- _Requirements_: Reproduce each record exactly.

** Begin Entries provided **

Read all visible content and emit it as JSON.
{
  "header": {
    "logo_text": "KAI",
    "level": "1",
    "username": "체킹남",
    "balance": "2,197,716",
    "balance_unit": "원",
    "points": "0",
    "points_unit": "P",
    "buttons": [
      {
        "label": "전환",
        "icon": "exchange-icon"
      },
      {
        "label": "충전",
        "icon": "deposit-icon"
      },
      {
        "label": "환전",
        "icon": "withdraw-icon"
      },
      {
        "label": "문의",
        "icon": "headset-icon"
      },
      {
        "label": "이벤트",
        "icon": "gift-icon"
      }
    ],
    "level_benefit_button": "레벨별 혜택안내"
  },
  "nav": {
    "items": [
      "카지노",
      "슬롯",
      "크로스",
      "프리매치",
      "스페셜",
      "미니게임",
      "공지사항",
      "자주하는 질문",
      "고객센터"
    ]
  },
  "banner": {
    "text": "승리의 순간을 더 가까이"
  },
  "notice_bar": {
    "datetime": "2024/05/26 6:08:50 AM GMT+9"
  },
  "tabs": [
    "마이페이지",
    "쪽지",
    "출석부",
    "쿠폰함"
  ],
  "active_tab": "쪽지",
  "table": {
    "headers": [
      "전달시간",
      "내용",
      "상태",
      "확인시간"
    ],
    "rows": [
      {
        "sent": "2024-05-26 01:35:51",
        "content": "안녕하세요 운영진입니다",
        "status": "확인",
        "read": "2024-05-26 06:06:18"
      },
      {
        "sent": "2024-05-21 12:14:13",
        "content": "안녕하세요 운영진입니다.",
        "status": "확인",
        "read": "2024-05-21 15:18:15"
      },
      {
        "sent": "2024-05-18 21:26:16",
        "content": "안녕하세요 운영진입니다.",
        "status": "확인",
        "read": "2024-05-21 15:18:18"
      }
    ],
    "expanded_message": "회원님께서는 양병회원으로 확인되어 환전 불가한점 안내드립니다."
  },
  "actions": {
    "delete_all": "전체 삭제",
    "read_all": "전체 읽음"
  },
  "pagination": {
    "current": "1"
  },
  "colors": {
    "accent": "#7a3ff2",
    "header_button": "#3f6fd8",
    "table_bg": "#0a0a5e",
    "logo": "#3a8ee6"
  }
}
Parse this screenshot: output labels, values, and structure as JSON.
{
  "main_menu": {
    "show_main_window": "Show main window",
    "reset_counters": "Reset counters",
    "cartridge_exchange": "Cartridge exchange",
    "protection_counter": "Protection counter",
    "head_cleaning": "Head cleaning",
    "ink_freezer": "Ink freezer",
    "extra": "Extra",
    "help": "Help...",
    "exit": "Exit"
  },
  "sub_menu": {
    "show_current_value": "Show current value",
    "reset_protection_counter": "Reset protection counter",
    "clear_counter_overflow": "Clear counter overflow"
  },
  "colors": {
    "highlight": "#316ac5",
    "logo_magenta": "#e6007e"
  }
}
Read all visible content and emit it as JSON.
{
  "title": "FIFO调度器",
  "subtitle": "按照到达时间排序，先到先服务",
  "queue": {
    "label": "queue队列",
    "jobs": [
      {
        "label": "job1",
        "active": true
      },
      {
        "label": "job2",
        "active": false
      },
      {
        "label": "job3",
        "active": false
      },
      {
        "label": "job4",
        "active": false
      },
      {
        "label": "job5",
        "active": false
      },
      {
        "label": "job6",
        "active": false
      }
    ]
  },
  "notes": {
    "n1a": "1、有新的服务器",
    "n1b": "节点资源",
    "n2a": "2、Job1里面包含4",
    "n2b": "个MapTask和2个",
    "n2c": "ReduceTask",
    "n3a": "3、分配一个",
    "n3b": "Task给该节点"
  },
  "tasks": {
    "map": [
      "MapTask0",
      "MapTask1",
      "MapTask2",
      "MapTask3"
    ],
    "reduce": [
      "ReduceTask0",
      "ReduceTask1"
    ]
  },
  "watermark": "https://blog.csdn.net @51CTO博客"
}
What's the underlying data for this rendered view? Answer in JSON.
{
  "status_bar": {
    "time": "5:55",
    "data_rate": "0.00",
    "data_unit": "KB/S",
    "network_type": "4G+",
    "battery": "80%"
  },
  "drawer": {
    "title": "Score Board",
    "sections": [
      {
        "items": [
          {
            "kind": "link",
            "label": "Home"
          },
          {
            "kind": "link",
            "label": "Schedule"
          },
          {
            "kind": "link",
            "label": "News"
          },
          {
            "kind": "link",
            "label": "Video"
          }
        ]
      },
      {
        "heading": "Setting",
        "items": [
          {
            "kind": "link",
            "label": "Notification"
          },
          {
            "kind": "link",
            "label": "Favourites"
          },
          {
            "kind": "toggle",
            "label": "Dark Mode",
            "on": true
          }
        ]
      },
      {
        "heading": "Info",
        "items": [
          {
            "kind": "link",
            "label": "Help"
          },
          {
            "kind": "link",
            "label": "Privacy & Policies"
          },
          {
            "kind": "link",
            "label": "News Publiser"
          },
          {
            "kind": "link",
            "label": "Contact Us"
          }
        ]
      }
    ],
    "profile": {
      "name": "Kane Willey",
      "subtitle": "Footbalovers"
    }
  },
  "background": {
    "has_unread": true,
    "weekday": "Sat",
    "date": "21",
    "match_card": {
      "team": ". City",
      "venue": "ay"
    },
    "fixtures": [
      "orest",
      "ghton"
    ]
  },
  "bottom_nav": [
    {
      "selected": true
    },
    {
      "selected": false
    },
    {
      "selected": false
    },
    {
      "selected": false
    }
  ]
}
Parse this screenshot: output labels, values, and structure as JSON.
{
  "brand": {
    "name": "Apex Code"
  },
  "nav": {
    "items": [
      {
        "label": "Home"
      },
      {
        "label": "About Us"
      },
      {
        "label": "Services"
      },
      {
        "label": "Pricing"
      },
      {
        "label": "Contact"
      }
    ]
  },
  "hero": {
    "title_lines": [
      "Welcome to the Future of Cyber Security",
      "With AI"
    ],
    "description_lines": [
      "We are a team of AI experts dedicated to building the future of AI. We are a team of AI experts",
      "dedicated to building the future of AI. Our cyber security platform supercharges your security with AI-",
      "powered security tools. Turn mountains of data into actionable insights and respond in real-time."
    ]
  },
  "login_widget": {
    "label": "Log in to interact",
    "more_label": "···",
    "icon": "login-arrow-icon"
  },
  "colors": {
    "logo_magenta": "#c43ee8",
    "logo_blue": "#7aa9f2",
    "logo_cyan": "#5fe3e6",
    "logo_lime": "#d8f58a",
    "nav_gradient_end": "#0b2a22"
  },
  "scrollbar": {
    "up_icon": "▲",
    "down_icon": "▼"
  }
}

** End Entries provided **

- _The solution_:
Read all visible content and emit it as JSON.
{
  "header": {
    "logo_text": "KAI",
    "level": "1",
    "username": "체킹남",
    "balance": "2,197,716",
    "balance_unit": "원",
    "points": "0",
    "points_unit": "P",
    "buttons": [
      {
        "label": "전환",
        "icon": "exchange-icon"
      },
      {
        "label": "충전",
        "icon": "deposit-icon"
      },
      {
        "label": "환전",
        "icon": "withdraw-icon"
      },
      {
        "label": "문의",
        "icon": "headset-icon"
      },
      {
        "label": "이벤트",
        "icon": "gift-icon"
      }
    ],
    "level_benefit_button": "레벨별 혜택안내"
  },
  "nav": {
    "items": [
      "카지노",
      "슬롯",
      "크로스",
      "프리매치",
      "스페셜",
      "미니게임",
      "공지사항",
      "자주하는 질문",
      "고객센터"
    ]
  },
  "banner": {
    "text": "승리의 순간을 더 가까이"
  },
  "notice_bar": {
    "datetime": "2024/05/26 6:08:50 AM GMT+9"
  },
  "tabs": [
    "마이페이지",
    "쪽지",
    "출석부",
    "쿠폰함"
  ],
  "active_tab": "쪽지",
  "table": {
    "headers": [
      "전달시간",
      "내용",
      "상태",
      "확인시간"
    ],
    "rows": [
      {
        "sent": "2024-05-26 01:35:51",
        "content": "안녕하세요 운영진입니다",
        "status": "확인",
        "read": "2024-05-26 06:06:18"
      },
      {
        "sent": "2024-05-21 12:14:13",
        "content": "안녕하세요 운영진입니다.",
        "status": "확인",
        "read": "2024-05-21 15:18:15"
      },
      {
        "sent": "2024-05-18 21:26:16",
        "content": "안녕하세요 운영진입니다.",
        "status": "확인",
        "read": "2024-05-21 15:18:18"
      }
    ],
    "expanded_message": "회원님께서는 양병회원으로 확인되어 환전 불가한점 안내드립니다."
  },
  "actions": {
    "delete_all": "전체 삭제",
    "read_all": "전체 읽음"
  },
  "pagination": {
    "current": "1"
  },
  "colors": {
    "accent": "#7a3ff2",
    "header_button": "#3f6fd8",
    "table_bg": "#0a0a5e",
    "logo": "#3a8ee6"
  }
}
Parse this screenshot: output labels, values, and structure as JSON.
{
  "main_menu": {
    "show_main_window": "Show main window",
    "reset_counters": "Reset counters",
    "cartridge_exchange": "Cartridge exchange",
    "protection_counter": "Protection counter",
    "head_cleaning": "Head cleaning",
    "ink_freezer": "Ink freezer",
    "extra": "Extra",
    "help": "Help...",
    "exit": "Exit"
  },
  "sub_menu": {
    "show_current_value": "Show current value",
    "reset_protection_counter": "Reset protection counter",
    "clear_counter_overflow": "Clear counter overflow"
  },
  "colors": {
    "highlight": "#316ac5",
    "logo_magenta": "#e6007e"
  }
}
Read all visible content and emit it as JSON.
{
  "title": "FIFO调度器",
  "subtitle": "按照到达时间排序，先到先服务",
  "queue": {
    "label": "queue队列",
    "jobs": [
      {
        "label": "job1",
        "active": true
      },
      {
        "label": "job2",
        "active": false
      },
      {
        "label": "job3",
        "active": false
      },
      {
        "label": "job4",
        "active": false
      },
      {
        "label": "job5",
        "active": false
      },
      {
        "label": "job6",
        "active": false
      }
    ]
  },
  "notes": {
    "n1a": "1、有新的服务器",
    "n1b": "节点资源",
    "n2a": "2、Job1里面包含4",
    "n2b": "个MapTask和2个",
    "n2c": "ReduceTask",
    "n3a": "3、分配一个",
    "n3b": "Task给该节点"
  },
  "tasks": {
    "map": [
      "MapTask0",
      "MapTask1",
      "MapTask2",
      "MapTask3"
    ],
    "reduce": [
      "ReduceTask0",
      "ReduceTask1"
    ]
  },
  "watermark": "https://blog.csdn.net @51CTO博客"
}
What's the underlying data for this rendered view? Answer in JSON.
{
  "status_bar": {
    "time": "5:55",
    "data_rate": "0.00",
    "data_unit": "KB/S",
    "network_type": "4G+",
    "battery": "80%"
  },
  "drawer": {
    "title": "Score Board",
    "sections": [
      {
        "items": [
          {
            "kind": "link",
            "label": "Home"
          },
          {
            "kind": "link",
            "label": "Schedule"
          },
          {
            "kind": "link",
            "label": "News"
          },
          {
            "kind": "link",
            "label": "Video"
          }
        ]
      },
      {
        "heading": "Setting",
        "items": [
          {
            "kind": "link",
            "label": "Notification"
          },
          {
            "kind": "link",
            "label": "Favourites"
          },
          {
            "kind": "toggle",
            "label": "Dark Mode",
            "on": true
          }
        ]
      },
      {
        "heading": "Info",
        "items": [
          {
            "kind": "link",
            "label": "Help"
          },
          {
            "kind": "link",
            "label": "Privacy & Policies"
          },
          {
            "kind": "link",
            "label": "News Publiser"
          },
          {
            "kind": "link",
            "label": "Contact Us"
          }
        ]
      }
    ],
    "profile": {
      "name": "Kane Willey",
      "subtitle": "Footbalovers"
    }
  },
  "background": {
    "has_unread": true,
    "weekday": "Sat",
    "date": "21",
    "match_card": {
      "team": ". City",
      "venue": "ay"
    },
    "fixtures": [
      "orest",
      "ghton"
    ]
  },
  "bottom_nav": [
    {
      "selected": true
    },
    {
      "selected": false
    },
    {
      "selected": false
    },
    {
      "selected": false
    }
  ]
}
Parse this screenshot: output labels, values, and structure as JSON.
{
  "brand": {
    "name": "Apex Code"
  },
  "nav": {
    "items": [
      {
        "label": "Home"
      },
      {
        "label": "About Us"
      },
      {
        "label": "Services"
      },
      {
        "label": "Pricing"
      },
      {
        "label": "Contact"
      }
    ]
  },
  "hero": {
    "title_lines": [
      "Welcome to the Future of Cyber Security",
      "With AI"
    ],
    "description_lines": [
      "We are a team of AI experts dedicated to building the future of AI. We are a team of AI experts",
      "dedicated to building the future of AI. Our cyber security platform supercharges your security with AI-",
      "powered security tools. Turn mountains of data into actionable insights and respond in real-time."
    ]
  },
  "login_widget": {
    "label": "Log in to interact",
    "more_label": "···",
    "icon": "login-arrow-icon"
  },
  "colors": {
    "logo_magenta": "#c43ee8",
    "logo_blue": "#7aa9f2",
    "logo_cyan": "#5fe3e6",
    "logo_lime": "#d8f58a",
    "nav_gradient_end": "#0b2a22"
  },
  "scrollbar": {
    "up_icon": "▲",
    "down_icon": "▼"
  }
}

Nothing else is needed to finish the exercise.